ENTRIES:
....

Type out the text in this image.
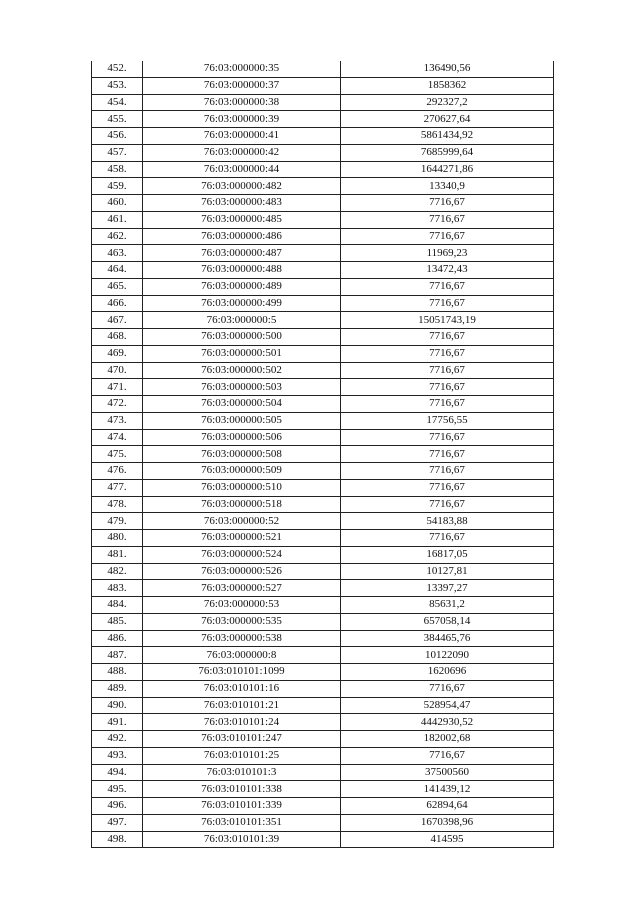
452.	76:03:000000:35	136490,56
453.	76:03:000000:37	1858362
454.	76:03:000000:38	292327,2
455.	76:03:000000:39	270627,64
456.	76:03:000000:41	5861434,92
457.	76:03:000000:42	7685999,64
458.	76:03:000000:44	1644271,86
459.	76:03:000000:482	13340,9
460.	76:03:000000:483	7716,67
461.	76:03:000000:485	7716,67
462.	76:03:000000:486	7716,67
463.	76:03:000000:487	11969,23
464.	76:03:000000:488	13472,43
465.	76:03:000000:489	7716,67
466.	76:03:000000:499	7716,67
467.	76:03:000000:5	15051743,19
468.	76:03:000000:500	7716,67
469.	76:03:000000:501	7716,67
470.	76:03:000000:502	7716,67
471.	76:03:000000:503	7716,67
472.	76:03:000000:504	7716,67
473.	76:03:000000:505	17756,55
474.	76:03:000000:506	7716,67
475.	76:03:000000:508	7716,67
476.	76:03:000000:509	7716,67
477.	76:03:000000:510	7716,67
478.	76:03:000000:518	7716,67
479.	76:03:000000:52	54183,88
480.	76:03:000000:521	7716,67
481.	76:03:000000:524	16817,05
482.	76:03:000000:526	10127,81
483.	76:03:000000:527	13397,27
484.	76:03:000000:53	85631,2
485.	76:03:000000:535	657058,14
486.	76:03:000000:538	384465,76
487.	76:03:000000:8	10122090
488.	76:03:010101:1099	1620696
489.	76:03:010101:16	7716,67
490.	76:03:010101:21	528954,47
491.	76:03:010101:24	4442930,52
492.	76:03:010101:247	182002,68
493.	76:03:010101:25	7716,67
494.	76:03:010101:3	37500560
495.	76:03:010101:338	141439,12
496.	76:03:010101:339	62894,64
497.	76:03:010101:351	1670398,96
498.	76:03:010101:39	414595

....

WHAT IS EXPECTED: Please repeat the entries exactly. Do not include the pictures.

FULL SOLUTION:
Type out the text in this image.
452.	76:03:000000:35	136490,56
453.	76:03:000000:37	1858362
454.	76:03:000000:38	292327,2
455.	76:03:000000:39	270627,64
456.	76:03:000000:41	5861434,92
457.	76:03:000000:42	7685999,64
458.	76:03:000000:44	1644271,86
459.	76:03:000000:482	13340,9
460.	76:03:000000:483	7716,67
461.	76:03:000000:485	7716,67
462.	76:03:000000:486	7716,67
463.	76:03:000000:487	11969,23
464.	76:03:000000:488	13472,43
465.	76:03:000000:489	7716,67
466.	76:03:000000:499	7716,67
467.	76:03:000000:5	15051743,19
468.	76:03:000000:500	7716,67
469.	76:03:000000:501	7716,67
470.	76:03:000000:502	7716,67
471.	76:03:000000:503	7716,67
472.	76:03:000000:504	7716,67
473.	76:03:000000:505	17756,55
474.	76:03:000000:506	7716,67
475.	76:03:000000:508	7716,67
476.	76:03:000000:509	7716,67
477.	76:03:000000:510	7716,67
478.	76:03:000000:518	7716,67
479.	76:03:000000:52	54183,88
480.	76:03:000000:521	7716,67
481.	76:03:000000:524	16817,05
482.	76:03:000000:526	10127,81
483.	76:03:000000:527	13397,27
484.	76:03:000000:53	85631,2
485.	76:03:000000:535	657058,14
486.	76:03:000000:538	384465,76
487.	76:03:000000:8	10122090
488.	76:03:010101:1099	1620696
489.	76:03:010101:16	7716,67
490.	76:03:010101:21	528954,47
491.	76:03:010101:24	4442930,52
492.	76:03:010101:247	182002,68
493.	76:03:010101:25	7716,67
494.	76:03:010101:3	37500560
495.	76:03:010101:338	141439,12
496.	76:03:010101:339	62894,64
497.	76:03:010101:351	1670398,96
498.	76:03:010101:39	414595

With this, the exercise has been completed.